→ Objective:
Output the material beneath this task exactly, images excluded.

→ Excerpted records:
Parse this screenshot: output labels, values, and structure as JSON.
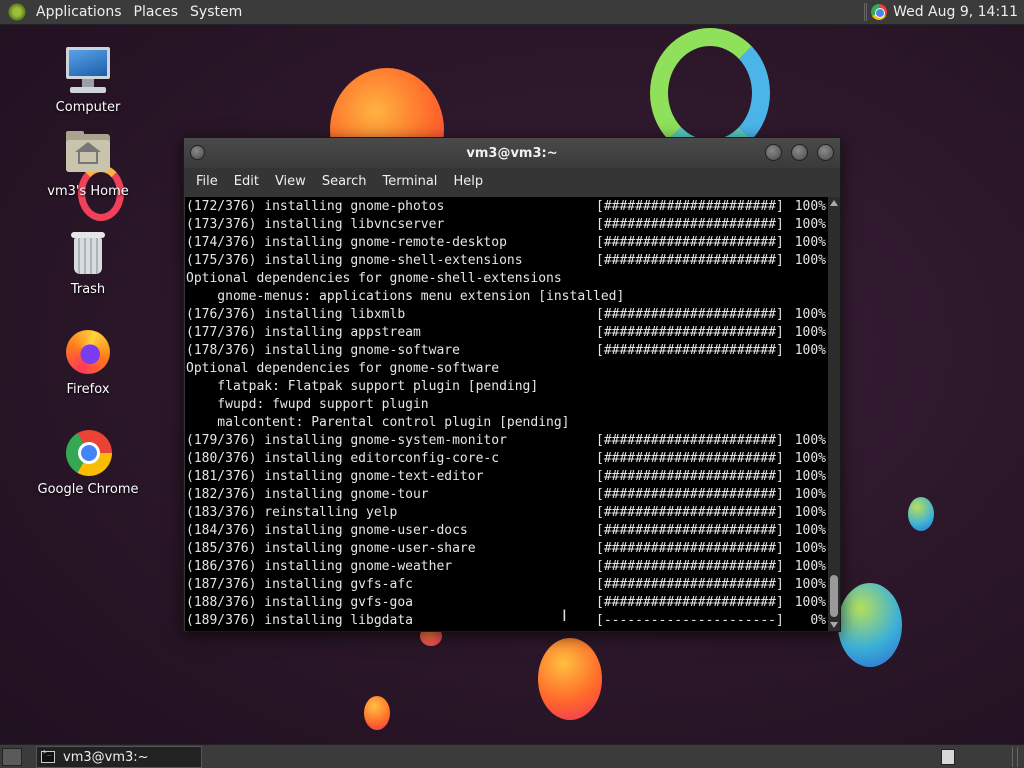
{
  "top_panel": {
    "menus": [
      "Applications",
      "Places",
      "System"
    ],
    "clock": "Wed Aug  9, 14:11"
  },
  "desktop_icons": [
    {
      "label": "Computer",
      "icon": "computer-icon"
    },
    {
      "label": "vm3's Home",
      "icon": "home-folder-icon"
    },
    {
      "label": "Trash",
      "icon": "trash-icon"
    },
    {
      "label": "Firefox",
      "icon": "firefox-icon"
    },
    {
      "label": "Google Chrome",
      "icon": "chrome-icon"
    }
  ],
  "terminal": {
    "title": "vm3@vm3:~",
    "menu": [
      "File",
      "Edit",
      "View",
      "Search",
      "Terminal",
      "Help"
    ],
    "lines": [
      {
        "msg": "(172/376) installing gnome-photos",
        "bar": "[######################]",
        "pct": "100%"
      },
      {
        "msg": "(173/376) installing libvncserver",
        "bar": "[######################]",
        "pct": "100%"
      },
      {
        "msg": "(174/376) installing gnome-remote-desktop",
        "bar": "[######################]",
        "pct": "100%"
      },
      {
        "msg": "(175/376) installing gnome-shell-extensions",
        "bar": "[######################]",
        "pct": "100%"
      },
      {
        "msg": "Optional dependencies for gnome-shell-extensions"
      },
      {
        "msg": "    gnome-menus: applications menu extension [installed]"
      },
      {
        "msg": "(176/376) installing libxmlb",
        "bar": "[######################]",
        "pct": "100%"
      },
      {
        "msg": "(177/376) installing appstream",
        "bar": "[######################]",
        "pct": "100%"
      },
      {
        "msg": "(178/376) installing gnome-software",
        "bar": "[######################]",
        "pct": "100%"
      },
      {
        "msg": "Optional dependencies for gnome-software"
      },
      {
        "msg": "    flatpak: Flatpak support plugin [pending]"
      },
      {
        "msg": "    fwupd: fwupd support plugin"
      },
      {
        "msg": "    malcontent: Parental control plugin [pending]"
      },
      {
        "msg": "(179/376) installing gnome-system-monitor",
        "bar": "[######################]",
        "pct": "100%"
      },
      {
        "msg": "(180/376) installing editorconfig-core-c",
        "bar": "[######################]",
        "pct": "100%"
      },
      {
        "msg": "(181/376) installing gnome-text-editor",
        "bar": "[######################]",
        "pct": "100%"
      },
      {
        "msg": "(182/376) installing gnome-tour",
        "bar": "[######################]",
        "pct": "100%"
      },
      {
        "msg": "(183/376) reinstalling yelp",
        "bar": "[######################]",
        "pct": "100%"
      },
      {
        "msg": "(184/376) installing gnome-user-docs",
        "bar": "[######################]",
        "pct": "100%"
      },
      {
        "msg": "(185/376) installing gnome-user-share",
        "bar": "[######################]",
        "pct": "100%"
      },
      {
        "msg": "(186/376) installing gnome-weather",
        "bar": "[######################]",
        "pct": "100%"
      },
      {
        "msg": "(187/376) installing gvfs-afc",
        "bar": "[######################]",
        "pct": "100%"
      },
      {
        "msg": "(188/376) installing gvfs-goa",
        "bar": "[######################]",
        "pct": "100%"
      },
      {
        "msg": "(189/376) installing libgdata",
        "bar": "[----------------------]",
        "pct": "0%"
      }
    ]
  },
  "taskbar": {
    "items": [
      {
        "label": "vm3@vm3:~"
      }
    ]
  }
}
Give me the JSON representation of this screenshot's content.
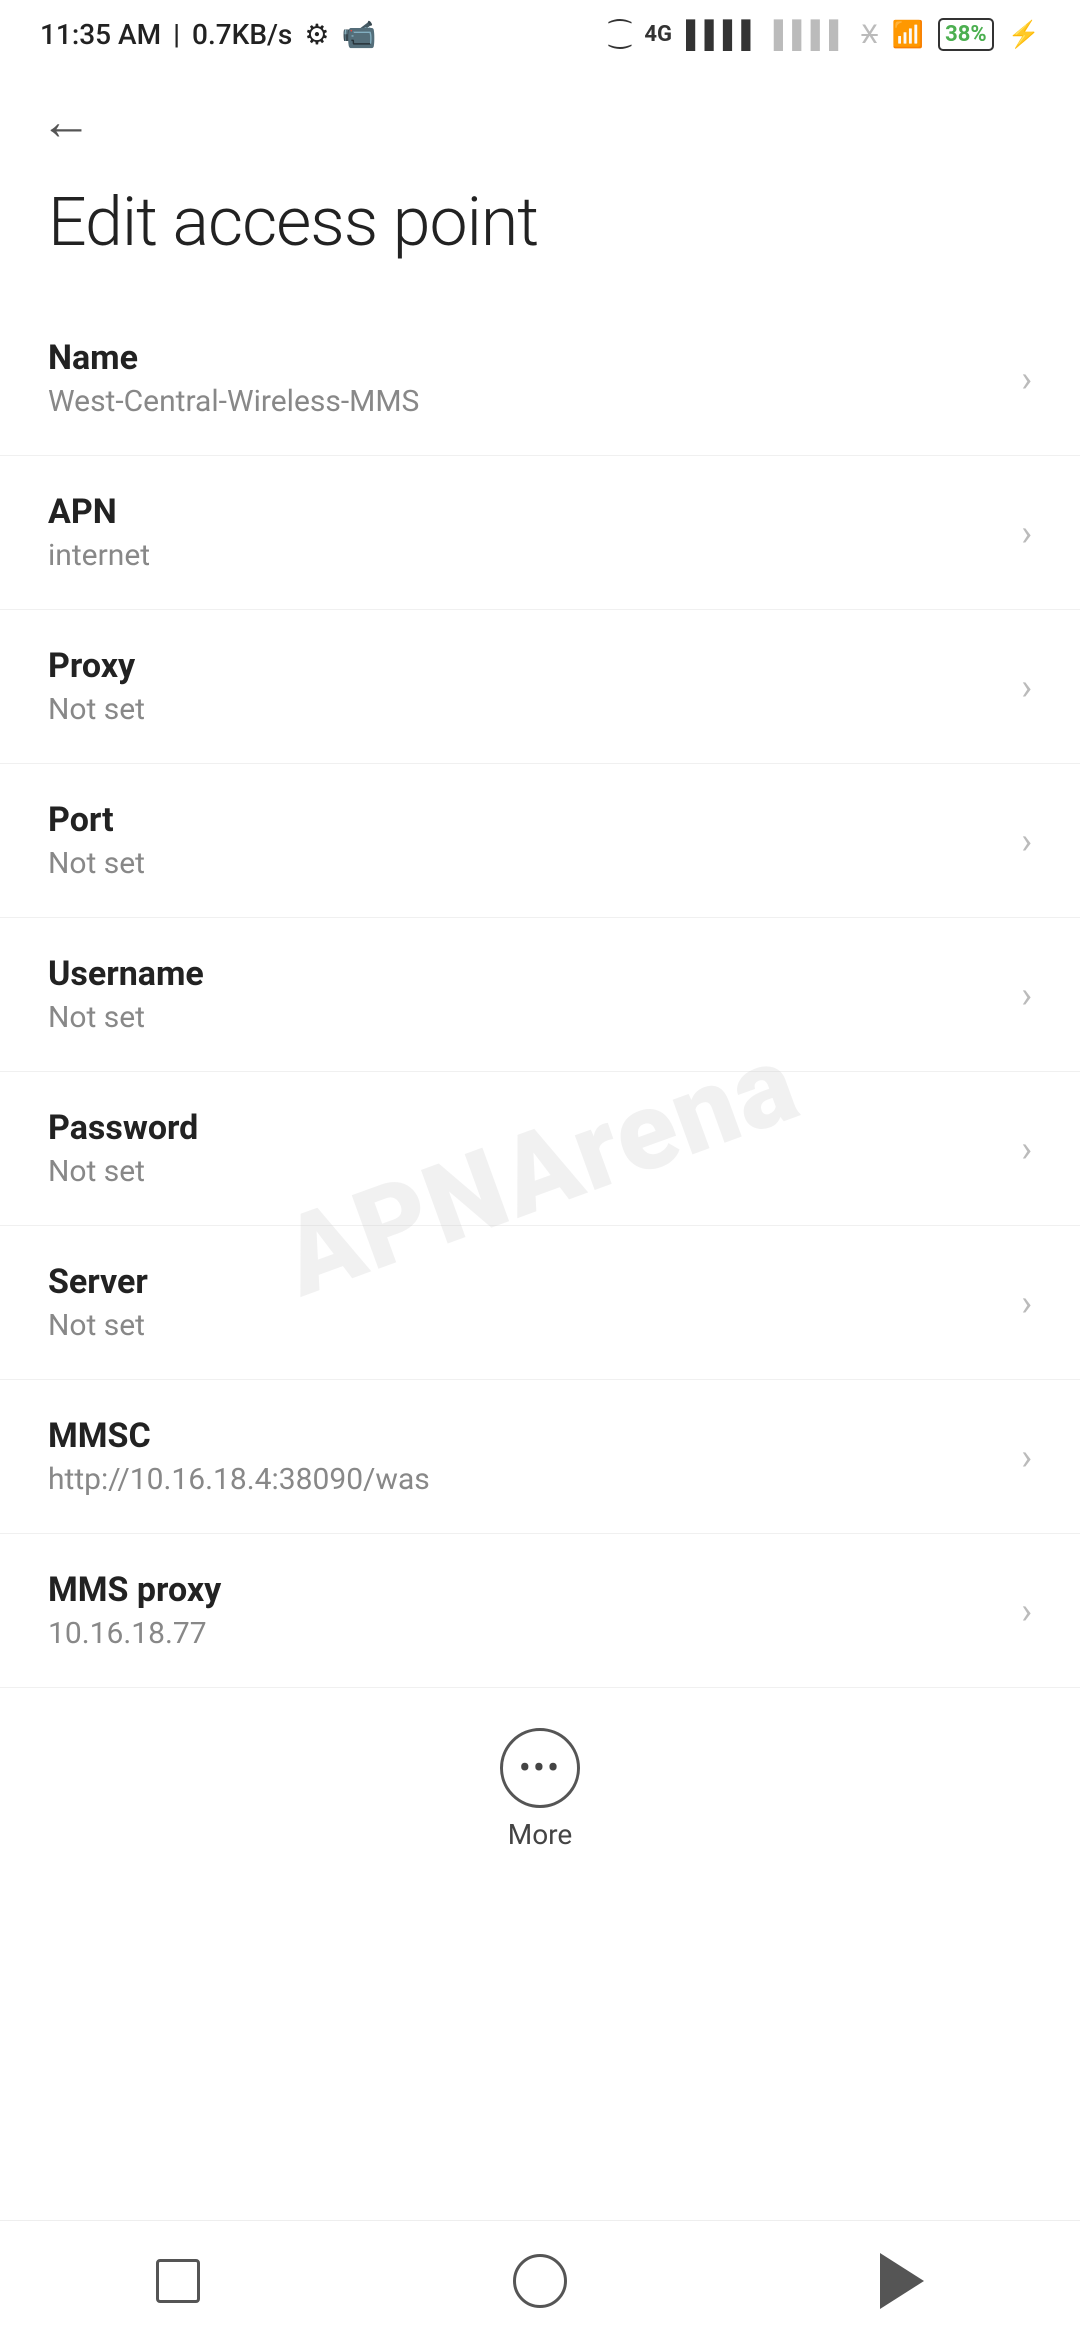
{
  "statusBar": {
    "time": "11:35 AM",
    "speed": "0.7KB/s",
    "battery": "38"
  },
  "page": {
    "title": "Edit access point",
    "back_label": "←"
  },
  "fields": [
    {
      "label": "Name",
      "value": "West-Central-Wireless-MMS"
    },
    {
      "label": "APN",
      "value": "internet"
    },
    {
      "label": "Proxy",
      "value": "Not set"
    },
    {
      "label": "Port",
      "value": "Not set"
    },
    {
      "label": "Username",
      "value": "Not set"
    },
    {
      "label": "Password",
      "value": "Not set"
    },
    {
      "label": "Server",
      "value": "Not set"
    },
    {
      "label": "MMSC",
      "value": "http://10.16.18.4:38090/was"
    },
    {
      "label": "MMS proxy",
      "value": "10.16.18.77"
    }
  ],
  "more": {
    "label": "More"
  },
  "watermark": "APNArena"
}
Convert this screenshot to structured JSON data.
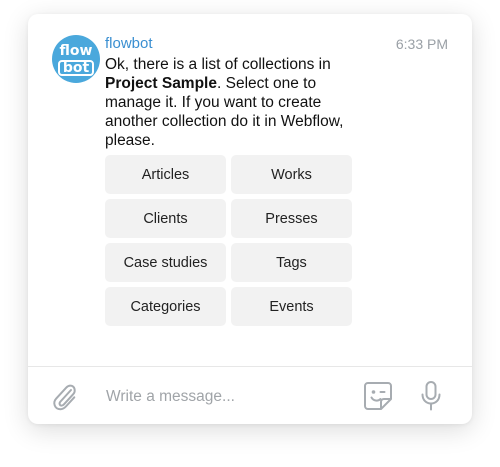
{
  "bot": {
    "avatar_line1": "flow",
    "avatar_line2": "bot",
    "name": "flowbot",
    "time": "6:33 PM"
  },
  "message": {
    "part1": "Ok, there is a list of collections in ",
    "bold": "Project Sample",
    "part2": ". Select one to manage it. If you want to create another collection do it in Webflow, please."
  },
  "keyboard": {
    "buttons": [
      "Articles",
      "Works",
      "Clients",
      "Presses",
      "Case studies",
      "Tags",
      "Categories",
      "Events"
    ]
  },
  "composer": {
    "placeholder": "Write a message...",
    "icons": {
      "attach": "paperclip-icon",
      "sticker": "sticker-icon",
      "mic": "microphone-icon"
    }
  },
  "colors": {
    "avatar_bg": "#4aa8dc",
    "sender_name": "#3a8fd1",
    "button_bg": "#f2f2f2",
    "icon_gray": "#9aa0a6"
  }
}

→ Full solution:
Parse this screenshot: output labels, values, and structure as JSON.
{
  "top_panel": {
    "menus": [
      "Applications",
      "Places",
      "System"
    ],
    "clock": "Wed Aug  9, 14:11"
  },
  "desktop_icons": [
    {
      "label": "Computer",
      "icon": "computer-icon"
    },
    {
      "label": "vm3's Home",
      "icon": "home-folder-icon"
    },
    {
      "label": "Trash",
      "icon": "trash-icon"
    },
    {
      "label": "Firefox",
      "icon": "firefox-icon"
    },
    {
      "label": "Google Chrome",
      "icon": "chrome-icon"
    }
  ],
  "terminal": {
    "title": "vm3@vm3:~",
    "menu": [
      "File",
      "Edit",
      "View",
      "Search",
      "Terminal",
      "Help"
    ],
    "lines": [
      {
        "msg": "(172/376) installing gnome-photos",
        "bar": "[######################]",
        "pct": "100%"
      },
      {
        "msg": "(173/376) installing libvncserver",
        "bar": "[######################]",
        "pct": "100%"
      },
      {
        "msg": "(174/376) installing gnome-remote-desktop",
        "bar": "[######################]",
        "pct": "100%"
      },
      {
        "msg": "(175/376) installing gnome-shell-extensions",
        "bar": "[######################]",
        "pct": "100%"
      },
      {
        "msg": "Optional dependencies for gnome-shell-extensions"
      },
      {
        "msg": "    gnome-menus: applications menu extension [installed]"
      },
      {
        "msg": "(176/376) installing libxmlb",
        "bar": "[######################]",
        "pct": "100%"
      },
      {
        "msg": "(177/376) installing appstream",
        "bar": "[######################]",
        "pct": "100%"
      },
      {
        "msg": "(178/376) installing gnome-software",
        "bar": "[######################]",
        "pct": "100%"
      },
      {
        "msg": "Optional dependencies for gnome-software"
      },
      {
        "msg": "    flatpak: Flatpak support plugin [pending]"
      },
      {
        "msg": "    fwupd: fwupd support plugin"
      },
      {
        "msg": "    malcontent: Parental control plugin [pending]"
      },
      {
        "msg": "(179/376) installing gnome-system-monitor",
        "bar": "[######################]",
        "pct": "100%"
      },
      {
        "msg": "(180/376) installing editorconfig-core-c",
        "bar": "[######################]",
        "pct": "100%"
      },
      {
        "msg": "(181/376) installing gnome-text-editor",
        "bar": "[######################]",
        "pct": "100%"
      },
      {
        "msg": "(182/376) installing gnome-tour",
        "bar": "[######################]",
        "pct": "100%"
      },
      {
        "msg": "(183/376) reinstalling yelp",
        "bar": "[######################]",
        "pct": "100%"
      },
      {
        "msg": "(184/376) installing gnome-user-docs",
        "bar": "[######################]",
        "pct": "100%"
      },
      {
        "msg": "(185/376) installing gnome-user-share",
        "bar": "[######################]",
        "pct": "100%"
      },
      {
        "msg": "(186/376) installing gnome-weather",
        "bar": "[######################]",
        "pct": "100%"
      },
      {
        "msg": "(187/376) installing gvfs-afc",
        "bar": "[######################]",
        "pct": "100%"
      },
      {
        "msg": "(188/376) installing gvfs-goa",
        "bar": "[######################]",
        "pct": "100%"
      },
      {
        "msg": "(189/376) installing libgdata",
        "bar": "[----------------------]",
        "pct": "0%"
      }
    ]
  },
  "taskbar": {
    "items": [
      {
        "label": "vm3@vm3:~"
      }
    ]
  }
}
Give me the JSON representation of this screenshot's content.
{
  "statusBar": {
    "time": "11:35 AM",
    "speed": "0.7KB/s",
    "battery": "38"
  },
  "page": {
    "title": "Edit access point",
    "back_label": "←"
  },
  "fields": [
    {
      "label": "Name",
      "value": "West-Central-Wireless-MMS"
    },
    {
      "label": "APN",
      "value": "internet"
    },
    {
      "label": "Proxy",
      "value": "Not set"
    },
    {
      "label": "Port",
      "value": "Not set"
    },
    {
      "label": "Username",
      "value": "Not set"
    },
    {
      "label": "Password",
      "value": "Not set"
    },
    {
      "label": "Server",
      "value": "Not set"
    },
    {
      "label": "MMSC",
      "value": "http://10.16.18.4:38090/was"
    },
    {
      "label": "MMS proxy",
      "value": "10.16.18.77"
    }
  ],
  "more": {
    "label": "More"
  },
  "watermark": "APNArena"
}
Convert this screenshot to structured JSON data.
{
  "bot": {
    "avatar_line1": "flow",
    "avatar_line2": "bot",
    "name": "flowbot",
    "time": "6:33 PM"
  },
  "message": {
    "part1": "Ok, there is a list of collections in ",
    "bold": "Project Sample",
    "part2": ". Select one to manage it. If you want to create another collection do it in Webflow, please."
  },
  "keyboard": {
    "buttons": [
      "Articles",
      "Works",
      "Clients",
      "Presses",
      "Case studies",
      "Tags",
      "Categories",
      "Events"
    ]
  },
  "composer": {
    "placeholder": "Write a message...",
    "icons": {
      "attach": "paperclip-icon",
      "sticker": "sticker-icon",
      "mic": "microphone-icon"
    }
  },
  "colors": {
    "avatar_bg": "#4aa8dc",
    "sender_name": "#3a8fd1",
    "button_bg": "#f2f2f2",
    "icon_gray": "#9aa0a6"
  }
}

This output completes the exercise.